▸ Défi: Recopiez mot pour mot le passage sur les régions arctiques, en commençant par « Cette évolution coïncide » et en continuant jusqu'à « une économie moderne. » inclus.

---- Passage cité

Il est l'auteur de nombreux articles et études.
La rapide succession d'événements en Europe centrale et
de l'Est explique largement l'importance de l'attention accordée
à cette région du monde, mais depuis quelques années,
les régions arctiques et subarctiques revêtent elles aussi,
bien que de manière moins spectaculaire, une importance qui ne
cesse de croître aux plans international et stratégique.
Cette évolution coïncide avec une vague de changements circumpolaires
liés au rôle croissant des minorités locales de ces
territoires en matière de politique et de développement.
Au Groenland et aux îles Féroé, deux peuples de langue
et de culture distinctes dépendent du Danemark. Les Danois ont
suscité une grande admiration à l'étranger pour avoir
encouragé les Inuit (Esquimaux) du Groenland à avoir leur
propre gouvernement et à gérer une économie moderne.

--------
---- Données fournies

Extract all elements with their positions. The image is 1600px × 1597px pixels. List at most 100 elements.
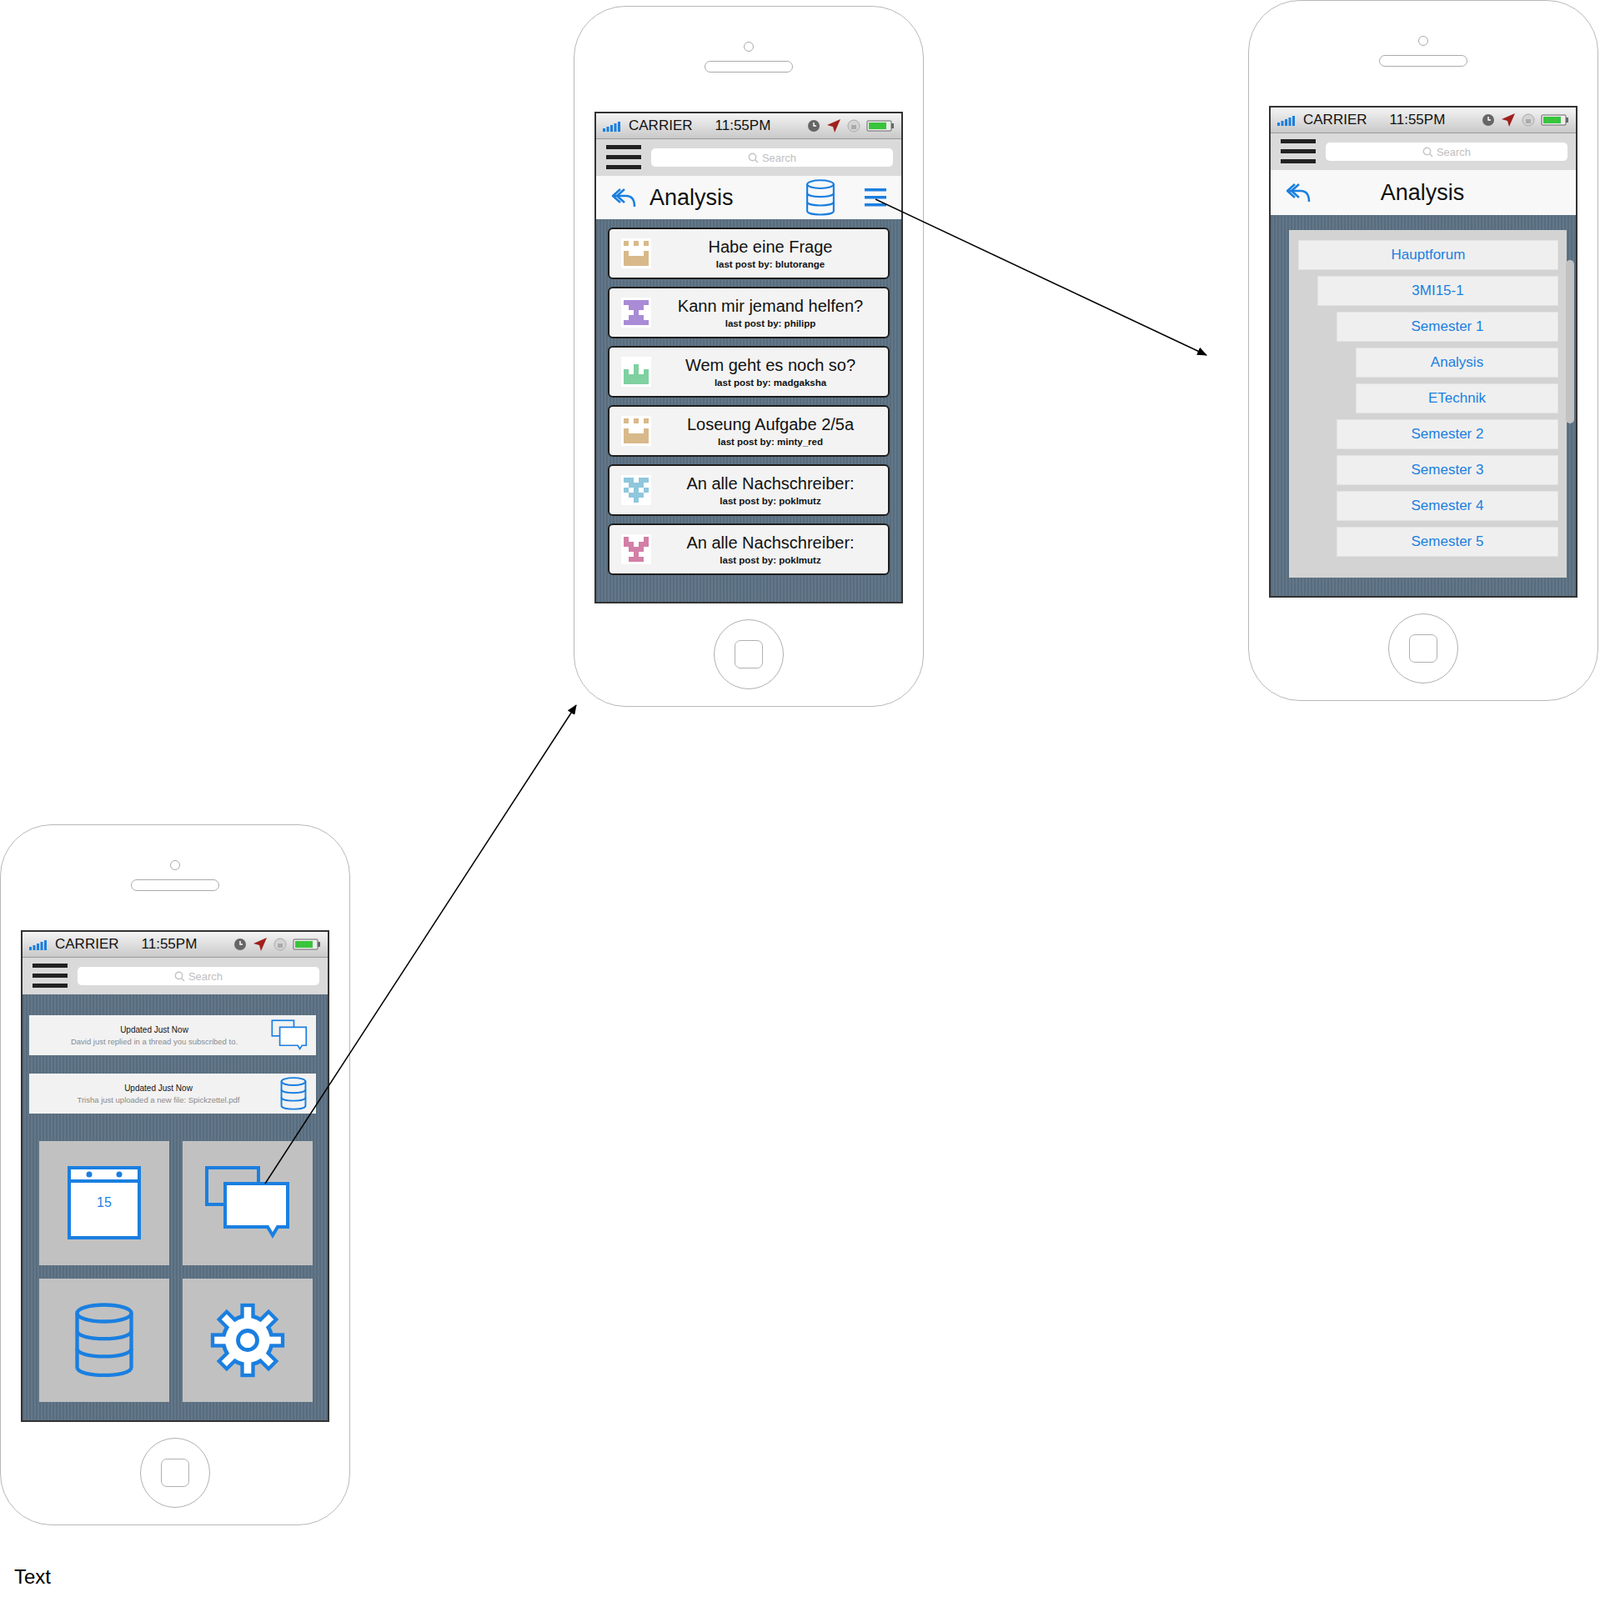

--------

▸ Solution proposée:
Cette évolution coïncide avec une vague de changements circumpolaires
liés au rôle croissant des minorités locales de ces
territoires en matière de politique et de développement.
Au Groenland et aux îles Féroé, deux peuples de langue
et de culture distinctes dépendent du Danemark. Les Danois ont
suscité une grande admiration à l'étranger pour avoir
encouragé les Inuit (Esquimaux) du Groenland à avoir leur
propre gouvernement et à gérer une économie moderne.